## TO BE DONE
Collect every line from the records below that contains the string "report", treating uppercase and lowercase as distinct.

## ENTRIES SUPPLIED
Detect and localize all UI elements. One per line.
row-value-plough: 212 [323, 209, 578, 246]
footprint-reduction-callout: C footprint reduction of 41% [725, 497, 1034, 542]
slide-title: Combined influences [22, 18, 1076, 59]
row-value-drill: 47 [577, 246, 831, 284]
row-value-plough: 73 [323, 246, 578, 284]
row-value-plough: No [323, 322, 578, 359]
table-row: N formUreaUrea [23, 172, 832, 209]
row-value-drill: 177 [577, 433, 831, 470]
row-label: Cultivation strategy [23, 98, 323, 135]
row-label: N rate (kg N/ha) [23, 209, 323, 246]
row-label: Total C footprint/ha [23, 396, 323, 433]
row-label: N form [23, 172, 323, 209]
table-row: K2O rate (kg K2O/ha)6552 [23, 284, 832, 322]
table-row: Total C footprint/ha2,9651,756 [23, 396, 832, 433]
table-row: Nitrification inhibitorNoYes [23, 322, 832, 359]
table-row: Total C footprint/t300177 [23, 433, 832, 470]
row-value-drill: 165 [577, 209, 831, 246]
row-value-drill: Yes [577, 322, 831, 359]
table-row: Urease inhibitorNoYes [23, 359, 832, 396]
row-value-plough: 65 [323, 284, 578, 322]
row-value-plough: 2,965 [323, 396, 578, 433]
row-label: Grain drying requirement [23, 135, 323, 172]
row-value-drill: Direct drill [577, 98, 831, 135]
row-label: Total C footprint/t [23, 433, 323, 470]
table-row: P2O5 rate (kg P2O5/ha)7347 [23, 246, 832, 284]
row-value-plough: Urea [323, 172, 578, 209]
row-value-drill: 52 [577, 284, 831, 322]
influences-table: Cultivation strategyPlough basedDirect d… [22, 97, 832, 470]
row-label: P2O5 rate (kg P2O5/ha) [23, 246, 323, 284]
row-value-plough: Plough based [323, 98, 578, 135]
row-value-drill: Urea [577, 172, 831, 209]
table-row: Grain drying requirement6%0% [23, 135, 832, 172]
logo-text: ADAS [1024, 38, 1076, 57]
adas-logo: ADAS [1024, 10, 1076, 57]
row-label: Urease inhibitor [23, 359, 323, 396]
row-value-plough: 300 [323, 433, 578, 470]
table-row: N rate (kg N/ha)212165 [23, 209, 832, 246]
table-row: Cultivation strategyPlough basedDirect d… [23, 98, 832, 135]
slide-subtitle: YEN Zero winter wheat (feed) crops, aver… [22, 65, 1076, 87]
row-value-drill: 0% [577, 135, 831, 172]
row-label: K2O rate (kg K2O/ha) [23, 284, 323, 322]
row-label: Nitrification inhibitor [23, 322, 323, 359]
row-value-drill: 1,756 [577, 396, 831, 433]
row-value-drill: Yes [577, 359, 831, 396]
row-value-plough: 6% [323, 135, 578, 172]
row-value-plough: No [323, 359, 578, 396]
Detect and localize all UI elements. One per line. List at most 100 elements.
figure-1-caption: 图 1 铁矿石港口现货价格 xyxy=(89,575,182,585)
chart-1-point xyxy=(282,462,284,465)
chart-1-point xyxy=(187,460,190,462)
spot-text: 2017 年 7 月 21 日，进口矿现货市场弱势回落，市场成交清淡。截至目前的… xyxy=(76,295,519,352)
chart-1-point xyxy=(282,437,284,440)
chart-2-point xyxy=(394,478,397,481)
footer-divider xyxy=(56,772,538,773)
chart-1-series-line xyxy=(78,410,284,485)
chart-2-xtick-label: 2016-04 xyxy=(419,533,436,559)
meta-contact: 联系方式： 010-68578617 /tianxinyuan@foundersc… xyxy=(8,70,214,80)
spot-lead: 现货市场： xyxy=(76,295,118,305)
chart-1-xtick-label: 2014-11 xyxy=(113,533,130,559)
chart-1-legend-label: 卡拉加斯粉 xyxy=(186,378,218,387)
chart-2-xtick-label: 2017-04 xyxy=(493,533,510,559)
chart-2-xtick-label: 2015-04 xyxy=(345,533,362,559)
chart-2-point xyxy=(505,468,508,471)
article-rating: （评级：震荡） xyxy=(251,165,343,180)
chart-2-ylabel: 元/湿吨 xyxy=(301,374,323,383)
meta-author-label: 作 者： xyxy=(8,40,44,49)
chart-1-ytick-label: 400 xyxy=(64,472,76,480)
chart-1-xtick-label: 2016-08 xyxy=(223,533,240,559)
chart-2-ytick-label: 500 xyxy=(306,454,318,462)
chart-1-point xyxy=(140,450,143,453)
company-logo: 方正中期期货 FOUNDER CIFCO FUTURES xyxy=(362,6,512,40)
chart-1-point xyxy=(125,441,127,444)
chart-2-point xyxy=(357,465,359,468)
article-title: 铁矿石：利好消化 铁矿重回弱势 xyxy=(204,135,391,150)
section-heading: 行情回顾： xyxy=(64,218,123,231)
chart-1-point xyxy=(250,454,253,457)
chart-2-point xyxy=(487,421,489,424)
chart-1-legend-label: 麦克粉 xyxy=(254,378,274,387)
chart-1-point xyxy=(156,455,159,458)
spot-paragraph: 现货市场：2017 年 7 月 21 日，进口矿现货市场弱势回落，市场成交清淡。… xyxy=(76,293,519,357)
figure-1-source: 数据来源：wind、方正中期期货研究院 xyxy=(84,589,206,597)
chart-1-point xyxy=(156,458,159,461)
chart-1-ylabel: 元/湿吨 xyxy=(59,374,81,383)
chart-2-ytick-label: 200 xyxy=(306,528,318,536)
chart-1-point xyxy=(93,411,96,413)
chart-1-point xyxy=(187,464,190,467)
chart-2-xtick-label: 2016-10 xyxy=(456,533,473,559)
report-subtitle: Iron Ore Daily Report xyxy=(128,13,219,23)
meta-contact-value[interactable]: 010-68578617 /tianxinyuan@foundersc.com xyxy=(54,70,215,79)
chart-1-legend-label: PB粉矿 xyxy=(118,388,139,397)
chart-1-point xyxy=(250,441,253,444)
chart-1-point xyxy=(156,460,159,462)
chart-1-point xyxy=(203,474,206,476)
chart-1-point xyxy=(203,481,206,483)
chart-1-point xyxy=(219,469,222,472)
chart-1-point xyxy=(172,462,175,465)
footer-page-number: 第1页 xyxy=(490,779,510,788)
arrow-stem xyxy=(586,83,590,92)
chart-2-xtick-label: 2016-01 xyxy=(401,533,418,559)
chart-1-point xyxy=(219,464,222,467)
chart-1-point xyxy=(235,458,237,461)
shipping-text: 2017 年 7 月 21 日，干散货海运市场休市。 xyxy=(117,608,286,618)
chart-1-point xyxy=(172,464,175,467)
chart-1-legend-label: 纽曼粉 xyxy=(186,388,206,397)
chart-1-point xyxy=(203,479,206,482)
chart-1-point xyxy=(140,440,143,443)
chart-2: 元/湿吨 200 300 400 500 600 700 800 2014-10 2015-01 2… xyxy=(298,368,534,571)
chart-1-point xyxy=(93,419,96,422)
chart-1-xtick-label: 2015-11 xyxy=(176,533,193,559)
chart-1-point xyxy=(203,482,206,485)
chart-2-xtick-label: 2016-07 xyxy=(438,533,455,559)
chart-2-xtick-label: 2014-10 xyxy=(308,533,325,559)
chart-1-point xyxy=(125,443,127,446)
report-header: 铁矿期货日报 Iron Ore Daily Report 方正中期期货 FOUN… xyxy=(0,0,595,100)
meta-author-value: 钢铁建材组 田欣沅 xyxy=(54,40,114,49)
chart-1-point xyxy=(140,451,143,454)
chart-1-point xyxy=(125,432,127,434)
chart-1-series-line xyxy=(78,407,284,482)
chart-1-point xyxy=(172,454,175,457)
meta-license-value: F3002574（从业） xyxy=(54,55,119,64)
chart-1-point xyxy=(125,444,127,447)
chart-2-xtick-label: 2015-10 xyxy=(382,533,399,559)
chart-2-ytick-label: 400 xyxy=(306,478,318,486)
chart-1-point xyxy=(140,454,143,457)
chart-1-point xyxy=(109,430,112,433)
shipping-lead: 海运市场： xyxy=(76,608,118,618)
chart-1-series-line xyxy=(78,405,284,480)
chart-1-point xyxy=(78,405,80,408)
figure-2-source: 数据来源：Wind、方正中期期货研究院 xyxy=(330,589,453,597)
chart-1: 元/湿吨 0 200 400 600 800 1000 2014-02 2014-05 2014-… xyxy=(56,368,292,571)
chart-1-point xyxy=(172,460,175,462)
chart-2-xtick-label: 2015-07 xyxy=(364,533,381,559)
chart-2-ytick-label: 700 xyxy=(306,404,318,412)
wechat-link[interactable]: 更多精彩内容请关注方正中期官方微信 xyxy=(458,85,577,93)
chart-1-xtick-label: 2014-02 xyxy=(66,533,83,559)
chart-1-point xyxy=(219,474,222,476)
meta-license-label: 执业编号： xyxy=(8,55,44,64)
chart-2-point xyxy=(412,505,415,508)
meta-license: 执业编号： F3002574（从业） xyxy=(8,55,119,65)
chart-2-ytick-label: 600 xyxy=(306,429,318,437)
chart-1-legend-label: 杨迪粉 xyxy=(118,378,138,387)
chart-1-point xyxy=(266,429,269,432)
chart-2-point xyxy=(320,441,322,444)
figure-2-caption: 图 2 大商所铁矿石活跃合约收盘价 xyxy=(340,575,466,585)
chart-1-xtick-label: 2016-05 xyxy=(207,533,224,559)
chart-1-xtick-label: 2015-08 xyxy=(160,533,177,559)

## RESULT OF THE TASK
report-subtitle: Iron Ore Daily Report xyxy=(128,13,219,23)
report-header: 铁矿期货日报 Iron Ore Daily Report 方正中期期货 FOUN… xyxy=(0,0,595,100)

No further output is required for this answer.